◆ DATA ENTRIES ◆
-- -- --

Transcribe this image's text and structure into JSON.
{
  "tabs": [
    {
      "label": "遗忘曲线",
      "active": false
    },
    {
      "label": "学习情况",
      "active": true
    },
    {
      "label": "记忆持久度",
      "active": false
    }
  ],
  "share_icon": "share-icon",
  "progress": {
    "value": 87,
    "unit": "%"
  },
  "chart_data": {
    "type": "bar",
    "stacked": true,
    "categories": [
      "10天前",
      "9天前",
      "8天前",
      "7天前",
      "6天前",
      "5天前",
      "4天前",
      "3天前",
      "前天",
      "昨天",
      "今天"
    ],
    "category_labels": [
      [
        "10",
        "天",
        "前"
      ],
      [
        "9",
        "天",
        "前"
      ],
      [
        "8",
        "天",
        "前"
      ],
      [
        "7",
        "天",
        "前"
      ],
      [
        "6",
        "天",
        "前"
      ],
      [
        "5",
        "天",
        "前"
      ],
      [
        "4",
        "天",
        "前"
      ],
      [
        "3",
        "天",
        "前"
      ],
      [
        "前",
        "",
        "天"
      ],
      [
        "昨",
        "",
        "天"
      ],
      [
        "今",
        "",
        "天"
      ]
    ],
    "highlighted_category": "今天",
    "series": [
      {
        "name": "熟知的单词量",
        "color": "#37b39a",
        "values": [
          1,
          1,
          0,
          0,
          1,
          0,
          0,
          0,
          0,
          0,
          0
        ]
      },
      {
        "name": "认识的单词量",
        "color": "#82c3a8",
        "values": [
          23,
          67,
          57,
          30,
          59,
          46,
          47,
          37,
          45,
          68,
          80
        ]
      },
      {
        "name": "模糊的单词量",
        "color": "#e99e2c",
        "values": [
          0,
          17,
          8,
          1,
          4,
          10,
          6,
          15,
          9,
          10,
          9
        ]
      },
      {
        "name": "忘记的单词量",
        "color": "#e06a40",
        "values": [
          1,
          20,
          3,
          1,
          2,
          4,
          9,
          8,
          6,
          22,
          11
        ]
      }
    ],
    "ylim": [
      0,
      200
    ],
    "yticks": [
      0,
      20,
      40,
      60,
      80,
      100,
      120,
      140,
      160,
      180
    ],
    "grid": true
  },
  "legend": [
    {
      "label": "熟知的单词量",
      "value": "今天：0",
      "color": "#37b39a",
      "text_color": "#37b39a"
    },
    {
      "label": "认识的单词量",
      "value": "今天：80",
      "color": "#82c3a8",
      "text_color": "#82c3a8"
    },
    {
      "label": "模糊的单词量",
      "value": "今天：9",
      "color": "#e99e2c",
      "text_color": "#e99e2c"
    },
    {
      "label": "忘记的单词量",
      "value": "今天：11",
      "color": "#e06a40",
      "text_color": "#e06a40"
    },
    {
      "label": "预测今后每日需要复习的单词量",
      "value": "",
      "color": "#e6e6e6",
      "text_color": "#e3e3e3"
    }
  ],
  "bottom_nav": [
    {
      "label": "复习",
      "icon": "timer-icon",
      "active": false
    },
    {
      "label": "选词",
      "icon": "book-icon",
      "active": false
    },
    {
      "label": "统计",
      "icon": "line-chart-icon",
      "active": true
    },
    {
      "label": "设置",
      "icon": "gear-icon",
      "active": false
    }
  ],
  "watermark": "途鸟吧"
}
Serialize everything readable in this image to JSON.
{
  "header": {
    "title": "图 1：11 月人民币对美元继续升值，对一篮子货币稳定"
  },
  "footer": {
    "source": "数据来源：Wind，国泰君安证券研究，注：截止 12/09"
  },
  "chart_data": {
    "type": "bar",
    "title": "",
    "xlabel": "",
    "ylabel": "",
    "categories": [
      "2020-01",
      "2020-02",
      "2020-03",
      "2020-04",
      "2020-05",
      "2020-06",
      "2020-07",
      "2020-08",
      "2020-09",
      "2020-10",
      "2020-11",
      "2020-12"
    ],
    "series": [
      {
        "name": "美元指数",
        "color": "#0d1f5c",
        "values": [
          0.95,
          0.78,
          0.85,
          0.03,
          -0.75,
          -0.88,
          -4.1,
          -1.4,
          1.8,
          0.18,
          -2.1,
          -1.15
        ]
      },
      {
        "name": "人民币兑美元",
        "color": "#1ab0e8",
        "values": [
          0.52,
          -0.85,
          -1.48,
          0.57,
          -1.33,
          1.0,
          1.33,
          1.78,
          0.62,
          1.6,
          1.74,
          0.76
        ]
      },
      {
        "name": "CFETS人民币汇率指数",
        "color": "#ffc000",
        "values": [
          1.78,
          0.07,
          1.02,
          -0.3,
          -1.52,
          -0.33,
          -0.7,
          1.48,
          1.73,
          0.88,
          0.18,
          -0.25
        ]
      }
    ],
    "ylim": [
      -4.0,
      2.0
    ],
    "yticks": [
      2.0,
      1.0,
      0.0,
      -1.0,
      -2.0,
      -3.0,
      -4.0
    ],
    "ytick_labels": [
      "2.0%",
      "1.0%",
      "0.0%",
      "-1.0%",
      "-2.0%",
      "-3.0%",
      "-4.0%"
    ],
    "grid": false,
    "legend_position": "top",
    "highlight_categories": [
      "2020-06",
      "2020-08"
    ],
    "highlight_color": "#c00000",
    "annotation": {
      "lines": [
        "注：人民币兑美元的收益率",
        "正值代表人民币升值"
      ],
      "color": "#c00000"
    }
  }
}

-- -- --

◆ TO DO ◆
Check each line of the records for the word "this", and show the lines that contain it.

◆ WRITTEN ANSWER ◆
Transcribe this image's text and structure into JSON.
Serialize everything readable in this image to JSON.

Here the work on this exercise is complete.